Given problem 1 —
In the blog post on happiness below, what does the writer recall as the motto of Amma the Hugging Guru?

Excerpted passage —
+ + + + + + +

Leverage on Happiness


to gain an understanding for this blog, please start at the first entry January 19th 2011

The beginning of my morning felt so unsure. I belong to an art site that seems to be in upheaval over another artist or artists that seem to project negative and slanderous ideas into the world. Well I thought; “look around it never ends”.

During this week I thought of all the issues I find offensive. The American Government is such a huge issue with me. I’ve tried to swear off television as I find the Media corrupt, I find horror in the wars ‘we’ allow to persist and that none are doing a thing about it.
Instead we are fighting each other. I have been angry, resentful and finding this ongoing anger from others at this art site was to me pittance compared to what angers me! I became a ‘know it all’ and I thought others were ‘less than’ because I really knew what is Wrong! I thought to myself “Don’t you see the real cause of all our ills is our blind eye to the people who are really screwing us!!! I became jaded towards people I truly adore and so the dis-ease was spreading. It was spreading into my eating habits, I began to eat meat again, I began to feel the pain in my joints, I began to shut down and spent Saturday my birthday, in bed. Like wild fire the pain of feeling out of control and that I was not being listened to but lied to was manifesting like wild fire in my body. I was aware very quickly however that I did not feel good and so I worked the weekend finding ways to feel better even if it was in the eating; I said to my self, I will eat and love it! I did! I said ok I will allow myself to rest in bed without guilt and listened to ½ Abraham and ½ paid attention to all the other stuff that was giving me pain. By Monday today I woke up and said ok Lina, enough. Enough buying into the uncontrollable stuff, what can you control? “ My thoughts” I said. And how do you want to feel Lina? “I want to feel good”. So before I got out of bed I put a smile on my face, I closed my eyes with a smile on my face and asked to be shown how to feel better and before you know it a letter came to me in my art site from another artist with an incredible link to a video and a site that talked about Free Hugs

I remembered Amma the Hugging Guru from India a place with so much outright corruption and pain I remembered her motto was to LOVE AND SERVE and so I started from there. I wrote a free flow poem, did not think but just wrote:

I am seeking to let go the oars


Down the river I go
I see
 My smile is reflected in the mirror

Of my heart


I am at peace.

+ + + + + + +

(Some entries)
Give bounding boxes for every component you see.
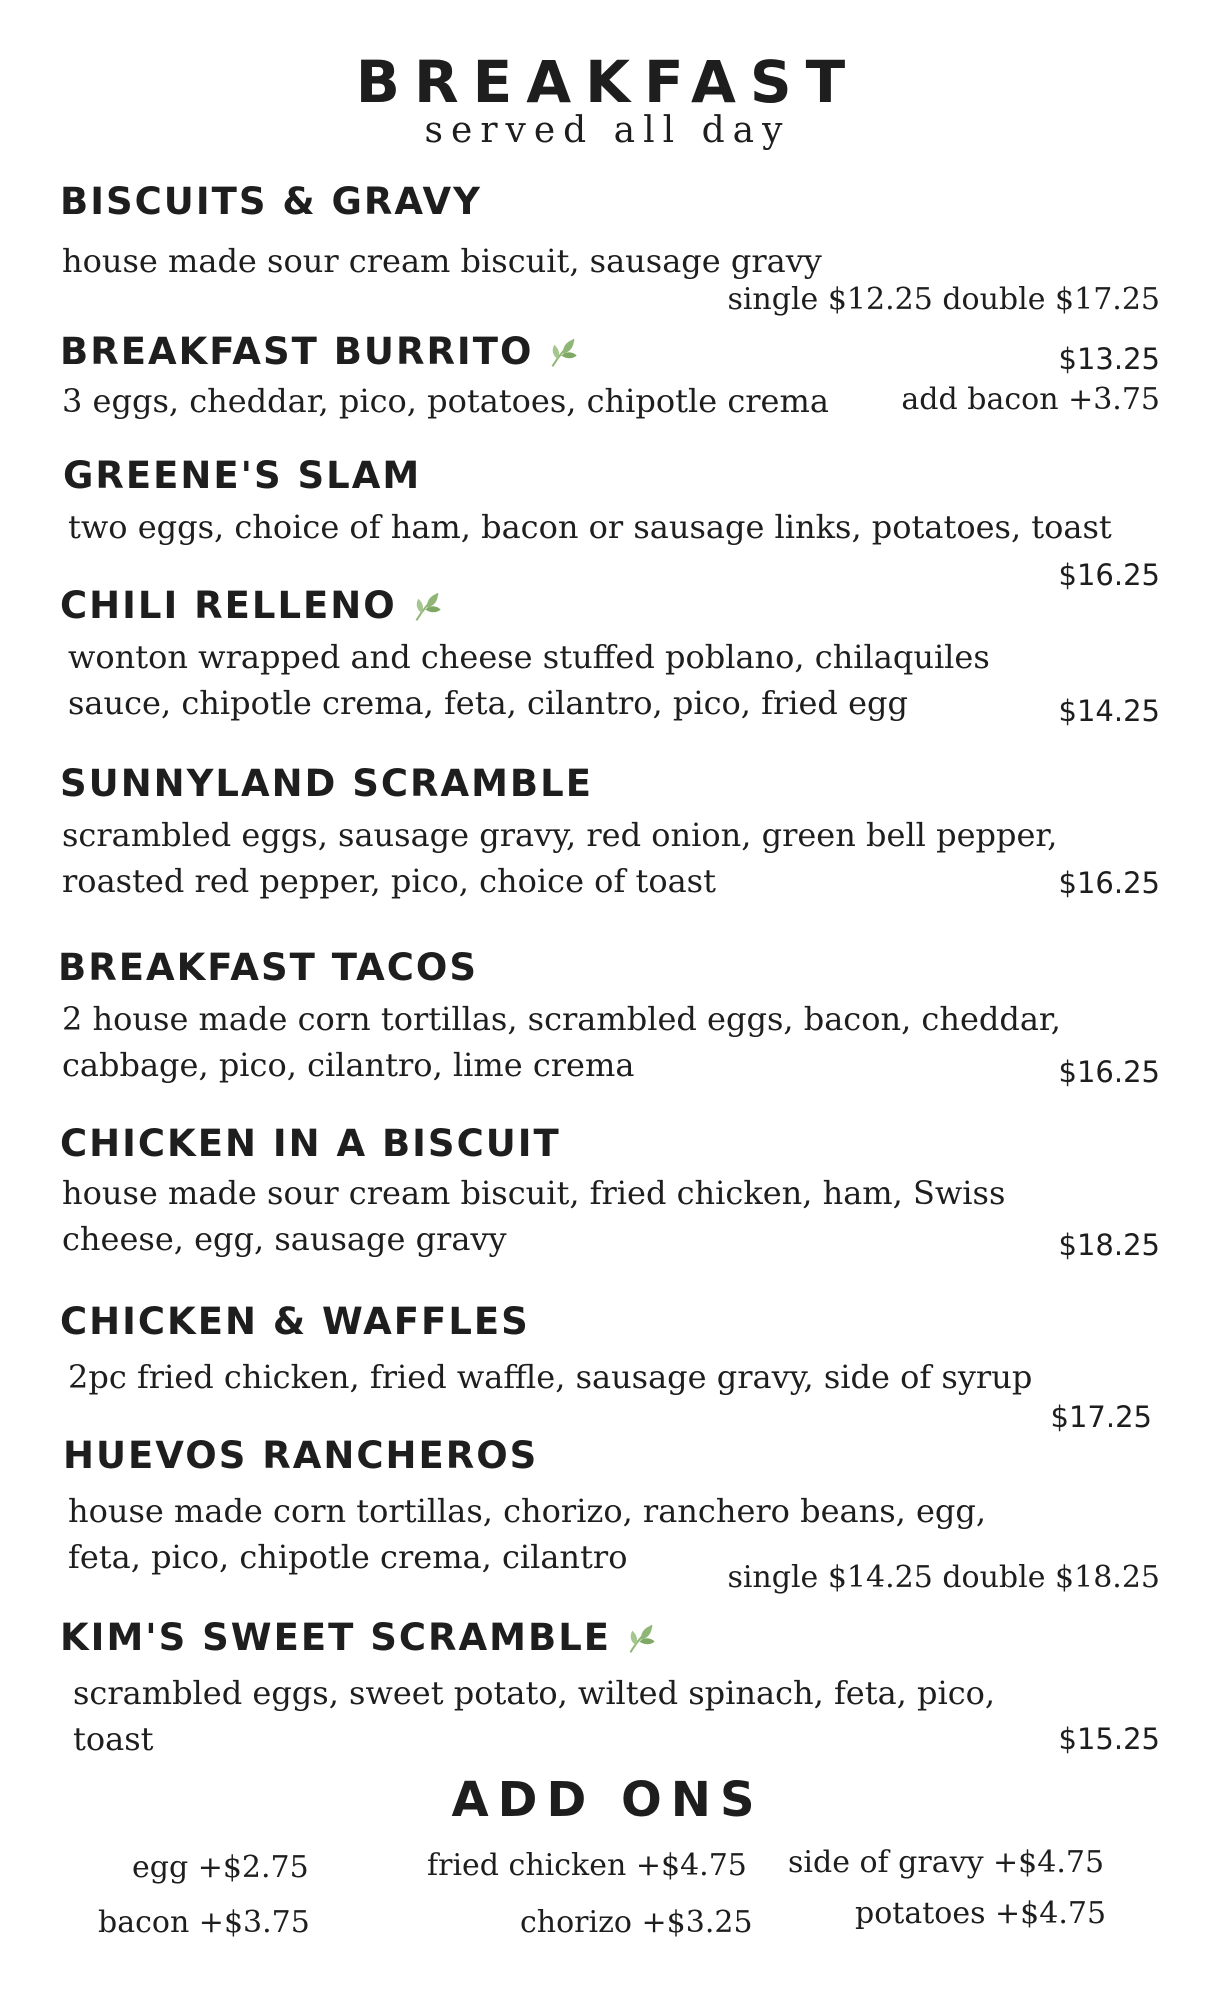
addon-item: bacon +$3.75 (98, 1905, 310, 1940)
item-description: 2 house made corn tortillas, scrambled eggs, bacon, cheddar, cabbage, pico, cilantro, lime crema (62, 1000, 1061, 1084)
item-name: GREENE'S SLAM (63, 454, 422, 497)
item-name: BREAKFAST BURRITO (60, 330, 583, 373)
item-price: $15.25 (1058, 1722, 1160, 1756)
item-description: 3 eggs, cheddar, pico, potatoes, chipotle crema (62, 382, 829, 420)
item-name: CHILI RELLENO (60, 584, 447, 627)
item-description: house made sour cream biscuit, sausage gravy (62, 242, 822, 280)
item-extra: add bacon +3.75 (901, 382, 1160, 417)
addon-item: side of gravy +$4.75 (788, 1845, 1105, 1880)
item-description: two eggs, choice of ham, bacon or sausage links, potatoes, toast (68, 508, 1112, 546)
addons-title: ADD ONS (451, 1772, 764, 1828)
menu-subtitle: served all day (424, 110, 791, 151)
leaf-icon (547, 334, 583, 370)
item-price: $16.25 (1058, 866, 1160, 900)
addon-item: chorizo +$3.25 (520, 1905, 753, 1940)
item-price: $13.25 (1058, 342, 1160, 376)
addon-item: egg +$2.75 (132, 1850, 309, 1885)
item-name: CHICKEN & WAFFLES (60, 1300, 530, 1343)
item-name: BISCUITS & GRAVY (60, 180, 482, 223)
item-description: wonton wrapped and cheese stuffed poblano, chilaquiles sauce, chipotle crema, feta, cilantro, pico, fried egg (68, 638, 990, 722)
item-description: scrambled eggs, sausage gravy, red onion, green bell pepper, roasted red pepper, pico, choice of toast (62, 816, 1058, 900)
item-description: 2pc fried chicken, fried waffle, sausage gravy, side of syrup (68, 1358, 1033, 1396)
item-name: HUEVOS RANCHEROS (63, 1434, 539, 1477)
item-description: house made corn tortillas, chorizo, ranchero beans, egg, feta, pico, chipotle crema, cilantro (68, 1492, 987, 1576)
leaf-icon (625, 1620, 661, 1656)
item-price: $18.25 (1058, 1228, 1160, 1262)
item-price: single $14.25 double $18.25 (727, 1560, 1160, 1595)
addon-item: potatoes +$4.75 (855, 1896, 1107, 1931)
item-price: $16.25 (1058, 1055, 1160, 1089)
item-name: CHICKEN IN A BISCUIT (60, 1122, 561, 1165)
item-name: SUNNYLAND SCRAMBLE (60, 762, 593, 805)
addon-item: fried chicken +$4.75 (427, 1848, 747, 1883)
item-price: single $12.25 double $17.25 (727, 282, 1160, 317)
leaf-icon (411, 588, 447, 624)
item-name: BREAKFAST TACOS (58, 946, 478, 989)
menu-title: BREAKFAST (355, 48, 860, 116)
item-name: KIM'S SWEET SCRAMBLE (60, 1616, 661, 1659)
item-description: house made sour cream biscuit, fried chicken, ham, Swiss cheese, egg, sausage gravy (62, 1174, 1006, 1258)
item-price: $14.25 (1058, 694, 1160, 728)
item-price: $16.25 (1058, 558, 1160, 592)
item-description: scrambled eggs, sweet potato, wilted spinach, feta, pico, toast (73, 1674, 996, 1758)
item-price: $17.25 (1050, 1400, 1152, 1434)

+ + + + + + +

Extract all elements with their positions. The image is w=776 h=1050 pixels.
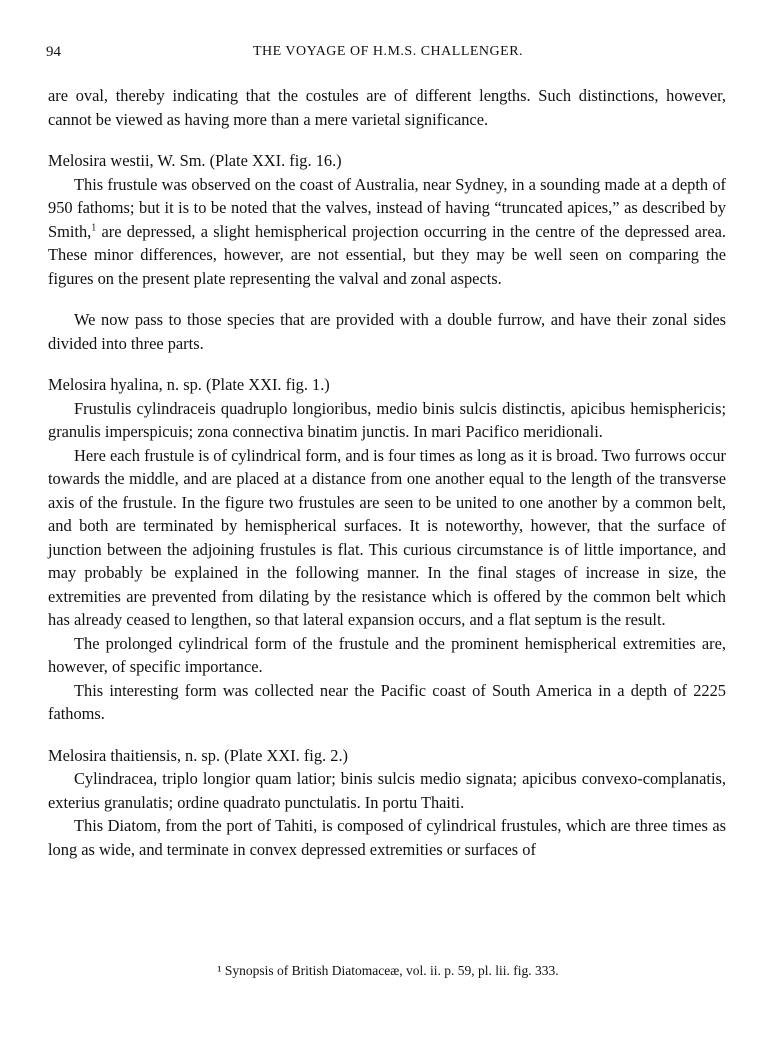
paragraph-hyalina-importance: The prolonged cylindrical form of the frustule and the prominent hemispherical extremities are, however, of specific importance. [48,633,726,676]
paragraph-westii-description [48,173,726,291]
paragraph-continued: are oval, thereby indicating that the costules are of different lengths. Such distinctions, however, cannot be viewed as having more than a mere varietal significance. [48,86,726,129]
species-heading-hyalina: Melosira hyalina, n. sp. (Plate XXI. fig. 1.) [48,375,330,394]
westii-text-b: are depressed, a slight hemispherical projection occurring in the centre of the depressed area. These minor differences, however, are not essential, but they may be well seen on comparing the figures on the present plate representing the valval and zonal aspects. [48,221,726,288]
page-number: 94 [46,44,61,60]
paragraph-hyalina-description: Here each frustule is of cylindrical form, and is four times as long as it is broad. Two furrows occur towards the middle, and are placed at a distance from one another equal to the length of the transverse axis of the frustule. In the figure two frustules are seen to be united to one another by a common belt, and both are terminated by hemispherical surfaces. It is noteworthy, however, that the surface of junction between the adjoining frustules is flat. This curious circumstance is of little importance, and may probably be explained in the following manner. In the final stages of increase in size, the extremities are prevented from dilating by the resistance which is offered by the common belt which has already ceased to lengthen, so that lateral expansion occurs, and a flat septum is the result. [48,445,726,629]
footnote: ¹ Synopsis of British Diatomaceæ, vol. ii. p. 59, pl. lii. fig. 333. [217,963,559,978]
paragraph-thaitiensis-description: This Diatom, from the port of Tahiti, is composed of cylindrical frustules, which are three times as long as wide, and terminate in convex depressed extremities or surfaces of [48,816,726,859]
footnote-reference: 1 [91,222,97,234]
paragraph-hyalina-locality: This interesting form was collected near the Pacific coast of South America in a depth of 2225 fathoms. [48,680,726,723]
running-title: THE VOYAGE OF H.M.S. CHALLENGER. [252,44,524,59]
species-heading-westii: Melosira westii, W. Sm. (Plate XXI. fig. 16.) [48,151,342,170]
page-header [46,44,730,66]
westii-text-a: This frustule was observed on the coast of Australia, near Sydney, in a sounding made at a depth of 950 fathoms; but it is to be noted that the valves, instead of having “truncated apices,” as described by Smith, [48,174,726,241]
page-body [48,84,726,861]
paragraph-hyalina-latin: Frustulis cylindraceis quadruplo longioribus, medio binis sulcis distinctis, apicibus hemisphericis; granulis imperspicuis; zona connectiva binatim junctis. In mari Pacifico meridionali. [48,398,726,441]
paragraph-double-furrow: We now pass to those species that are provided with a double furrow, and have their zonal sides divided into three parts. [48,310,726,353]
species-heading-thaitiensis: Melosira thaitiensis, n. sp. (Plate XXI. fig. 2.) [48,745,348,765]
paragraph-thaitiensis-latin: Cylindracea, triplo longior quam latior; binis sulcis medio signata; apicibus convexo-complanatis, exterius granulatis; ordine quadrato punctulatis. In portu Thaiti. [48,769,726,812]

+ + + + + + +

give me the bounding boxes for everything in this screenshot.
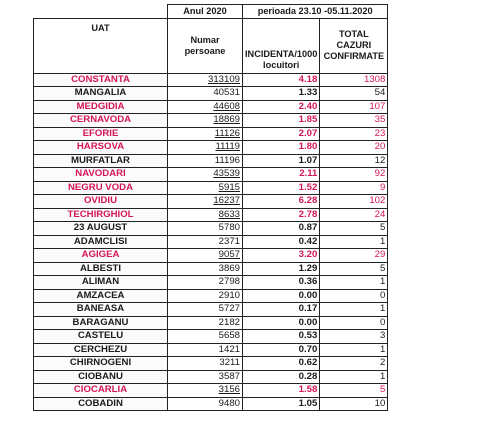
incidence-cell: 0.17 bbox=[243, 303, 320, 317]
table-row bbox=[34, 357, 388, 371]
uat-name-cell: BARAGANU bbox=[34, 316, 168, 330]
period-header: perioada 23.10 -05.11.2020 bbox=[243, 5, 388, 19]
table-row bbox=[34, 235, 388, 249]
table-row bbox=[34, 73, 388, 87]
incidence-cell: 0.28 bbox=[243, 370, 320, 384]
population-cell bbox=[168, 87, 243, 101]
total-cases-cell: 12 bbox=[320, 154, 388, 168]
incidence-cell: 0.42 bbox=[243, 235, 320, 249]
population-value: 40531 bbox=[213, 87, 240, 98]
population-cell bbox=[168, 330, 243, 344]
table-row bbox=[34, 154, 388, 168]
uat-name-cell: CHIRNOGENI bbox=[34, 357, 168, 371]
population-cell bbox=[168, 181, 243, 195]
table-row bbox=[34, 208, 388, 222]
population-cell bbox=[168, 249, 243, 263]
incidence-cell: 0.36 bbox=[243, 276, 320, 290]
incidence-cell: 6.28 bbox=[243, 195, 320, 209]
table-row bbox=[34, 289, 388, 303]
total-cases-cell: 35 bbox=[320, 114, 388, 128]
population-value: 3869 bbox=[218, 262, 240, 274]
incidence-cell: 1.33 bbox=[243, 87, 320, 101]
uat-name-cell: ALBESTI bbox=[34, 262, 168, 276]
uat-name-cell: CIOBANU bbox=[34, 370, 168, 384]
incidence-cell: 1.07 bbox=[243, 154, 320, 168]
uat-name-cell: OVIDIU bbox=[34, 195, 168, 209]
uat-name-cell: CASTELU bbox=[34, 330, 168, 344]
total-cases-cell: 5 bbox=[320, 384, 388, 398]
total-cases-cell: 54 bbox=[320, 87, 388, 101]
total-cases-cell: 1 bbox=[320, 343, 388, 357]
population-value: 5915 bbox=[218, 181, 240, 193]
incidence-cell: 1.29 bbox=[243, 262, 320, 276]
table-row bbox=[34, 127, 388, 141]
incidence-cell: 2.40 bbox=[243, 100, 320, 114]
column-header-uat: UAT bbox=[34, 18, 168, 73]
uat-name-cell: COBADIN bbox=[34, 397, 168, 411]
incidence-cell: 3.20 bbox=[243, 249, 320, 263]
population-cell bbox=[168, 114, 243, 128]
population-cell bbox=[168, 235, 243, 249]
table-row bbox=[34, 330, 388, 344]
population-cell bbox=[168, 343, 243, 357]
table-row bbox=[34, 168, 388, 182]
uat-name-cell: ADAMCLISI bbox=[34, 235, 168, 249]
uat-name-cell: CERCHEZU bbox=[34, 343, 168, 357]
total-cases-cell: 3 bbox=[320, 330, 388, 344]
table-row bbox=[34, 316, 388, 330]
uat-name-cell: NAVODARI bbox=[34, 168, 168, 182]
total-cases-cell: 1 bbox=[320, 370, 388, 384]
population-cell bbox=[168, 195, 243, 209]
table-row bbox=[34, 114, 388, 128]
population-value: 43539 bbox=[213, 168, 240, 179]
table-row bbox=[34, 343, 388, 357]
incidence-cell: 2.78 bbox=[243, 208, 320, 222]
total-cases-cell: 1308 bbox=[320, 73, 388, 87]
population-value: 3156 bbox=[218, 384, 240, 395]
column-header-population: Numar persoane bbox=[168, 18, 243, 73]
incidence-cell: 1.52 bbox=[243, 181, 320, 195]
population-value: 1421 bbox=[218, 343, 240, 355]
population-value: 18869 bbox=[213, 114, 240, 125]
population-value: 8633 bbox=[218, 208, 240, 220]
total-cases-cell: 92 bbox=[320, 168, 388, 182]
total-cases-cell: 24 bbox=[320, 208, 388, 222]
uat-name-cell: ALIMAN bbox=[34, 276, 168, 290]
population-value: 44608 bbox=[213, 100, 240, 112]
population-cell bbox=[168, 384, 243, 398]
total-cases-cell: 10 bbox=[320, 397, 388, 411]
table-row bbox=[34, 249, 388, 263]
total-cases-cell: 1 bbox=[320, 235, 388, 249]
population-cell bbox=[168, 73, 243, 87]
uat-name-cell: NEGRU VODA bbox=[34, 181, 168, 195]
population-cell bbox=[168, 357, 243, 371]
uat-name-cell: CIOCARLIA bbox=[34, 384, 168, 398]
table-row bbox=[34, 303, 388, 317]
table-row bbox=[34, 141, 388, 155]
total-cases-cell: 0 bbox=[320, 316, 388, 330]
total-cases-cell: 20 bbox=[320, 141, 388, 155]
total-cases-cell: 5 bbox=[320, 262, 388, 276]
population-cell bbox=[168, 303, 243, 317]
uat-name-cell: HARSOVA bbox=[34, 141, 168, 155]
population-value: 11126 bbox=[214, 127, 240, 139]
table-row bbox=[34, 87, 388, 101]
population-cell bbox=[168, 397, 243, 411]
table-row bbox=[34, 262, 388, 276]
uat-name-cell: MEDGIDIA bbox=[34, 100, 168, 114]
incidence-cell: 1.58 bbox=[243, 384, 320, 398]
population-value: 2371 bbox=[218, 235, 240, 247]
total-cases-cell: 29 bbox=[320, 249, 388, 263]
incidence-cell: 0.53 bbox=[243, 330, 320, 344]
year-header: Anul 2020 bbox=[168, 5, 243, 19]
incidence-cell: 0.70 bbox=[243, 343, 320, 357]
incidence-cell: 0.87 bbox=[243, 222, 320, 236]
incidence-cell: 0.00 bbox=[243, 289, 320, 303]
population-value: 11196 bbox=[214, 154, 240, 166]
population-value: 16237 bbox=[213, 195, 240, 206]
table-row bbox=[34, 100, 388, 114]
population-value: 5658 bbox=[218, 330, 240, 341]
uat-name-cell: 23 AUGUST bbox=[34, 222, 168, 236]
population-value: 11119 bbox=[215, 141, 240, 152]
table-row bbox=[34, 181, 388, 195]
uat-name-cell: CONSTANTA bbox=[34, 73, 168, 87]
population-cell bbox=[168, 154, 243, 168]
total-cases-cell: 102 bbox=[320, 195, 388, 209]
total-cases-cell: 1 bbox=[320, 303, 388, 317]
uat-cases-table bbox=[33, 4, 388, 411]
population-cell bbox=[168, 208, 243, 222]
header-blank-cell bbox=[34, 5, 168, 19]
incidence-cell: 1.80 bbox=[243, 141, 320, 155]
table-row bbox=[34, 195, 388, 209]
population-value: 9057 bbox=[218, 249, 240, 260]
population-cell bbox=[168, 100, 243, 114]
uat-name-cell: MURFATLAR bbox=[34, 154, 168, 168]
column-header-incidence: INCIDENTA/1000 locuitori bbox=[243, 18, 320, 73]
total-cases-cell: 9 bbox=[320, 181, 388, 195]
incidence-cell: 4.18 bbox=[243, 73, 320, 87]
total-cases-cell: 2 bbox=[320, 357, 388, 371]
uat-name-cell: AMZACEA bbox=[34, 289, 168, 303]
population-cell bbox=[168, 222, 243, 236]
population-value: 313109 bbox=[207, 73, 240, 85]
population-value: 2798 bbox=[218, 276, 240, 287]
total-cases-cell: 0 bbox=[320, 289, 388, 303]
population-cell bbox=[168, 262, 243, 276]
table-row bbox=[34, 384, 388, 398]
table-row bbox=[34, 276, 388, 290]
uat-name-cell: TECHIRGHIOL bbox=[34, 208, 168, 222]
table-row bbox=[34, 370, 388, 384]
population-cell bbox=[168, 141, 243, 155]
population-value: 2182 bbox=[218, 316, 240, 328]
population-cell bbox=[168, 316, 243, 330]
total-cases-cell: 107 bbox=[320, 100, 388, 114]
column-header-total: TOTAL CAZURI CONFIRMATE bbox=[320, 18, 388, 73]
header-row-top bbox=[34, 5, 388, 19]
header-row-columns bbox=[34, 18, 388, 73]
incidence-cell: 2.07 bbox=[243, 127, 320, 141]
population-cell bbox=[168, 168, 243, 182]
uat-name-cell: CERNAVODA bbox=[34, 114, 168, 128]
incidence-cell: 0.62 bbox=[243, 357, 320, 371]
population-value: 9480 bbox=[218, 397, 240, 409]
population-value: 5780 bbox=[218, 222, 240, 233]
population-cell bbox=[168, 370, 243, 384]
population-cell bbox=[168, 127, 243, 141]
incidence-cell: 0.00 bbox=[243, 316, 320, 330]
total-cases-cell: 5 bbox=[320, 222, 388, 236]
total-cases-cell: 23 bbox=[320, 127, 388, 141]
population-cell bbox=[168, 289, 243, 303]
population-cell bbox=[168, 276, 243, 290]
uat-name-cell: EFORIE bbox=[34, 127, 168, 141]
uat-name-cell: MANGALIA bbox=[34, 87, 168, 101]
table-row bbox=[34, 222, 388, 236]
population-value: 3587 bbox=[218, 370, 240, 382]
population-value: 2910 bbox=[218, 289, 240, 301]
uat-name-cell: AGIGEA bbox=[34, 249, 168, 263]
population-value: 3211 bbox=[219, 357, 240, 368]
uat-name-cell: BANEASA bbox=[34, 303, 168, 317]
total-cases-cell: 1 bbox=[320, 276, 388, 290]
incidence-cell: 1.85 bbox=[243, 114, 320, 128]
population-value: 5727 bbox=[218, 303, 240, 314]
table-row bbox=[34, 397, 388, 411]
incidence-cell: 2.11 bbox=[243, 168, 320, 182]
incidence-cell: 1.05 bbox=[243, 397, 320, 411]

+ + + + + + +

Given problem 2 —
From the entries, extract verbatim the part that opens with the line containing "paragraph-hyalina-importance: The prolonged" and closes with the line containing "paragraph-hyalina-description: Here each", including both of those lines.

Reply 1 —
Her motto was to love and serve.

Reply 2 —
paragraph-hyalina-importance: The prolonged cylindrical form of the frustule and the prominent hemispherical extremities are, however, of specific importance. [48,633,726,676]
paragraph-westii-description [48,173,726,291]
paragraph-continued: are oval, thereby indicating that the costules are of different lengths. Such distinctions, however, cannot be viewed as having more than a mere varietal significance. [48,86,726,129]
species-heading-hyalina: Melosira hyalina, n. sp. (Plate XXI. fig. 1.) [48,375,330,394]
westii-text-b: are depressed, a slight hemispherical projection occurring in the centre of the depressed area. These minor differences, however, are not essential, but they may be well seen on comparing the figures on the present plate representing the valval and zonal aspects. [48,221,726,288]
page-number: 94 [46,44,61,60]
paragraph-hyalina-description: Here each frustule is of cylindrical form, and is four times as long as it is broad. Two furrows occur towards the middle, and are placed at a distance from one another equal to the length of the transverse axis of the frustule. In the figure two frustules are seen to be united to one another by a common belt, and both are terminated by hemispherical surfaces. It is noteworthy, however, that the surface of junction between the adjoining frustules is flat. This curious circumstance is of little importance, and may probably be explained in the following manner. In the final stages of increase in size, the extremities are prevented from dilating by the resistance which is offered by the common belt which has already ceased to lengthen, so that lateral expansion occurs, and a flat septum is the result. [48,445,726,629]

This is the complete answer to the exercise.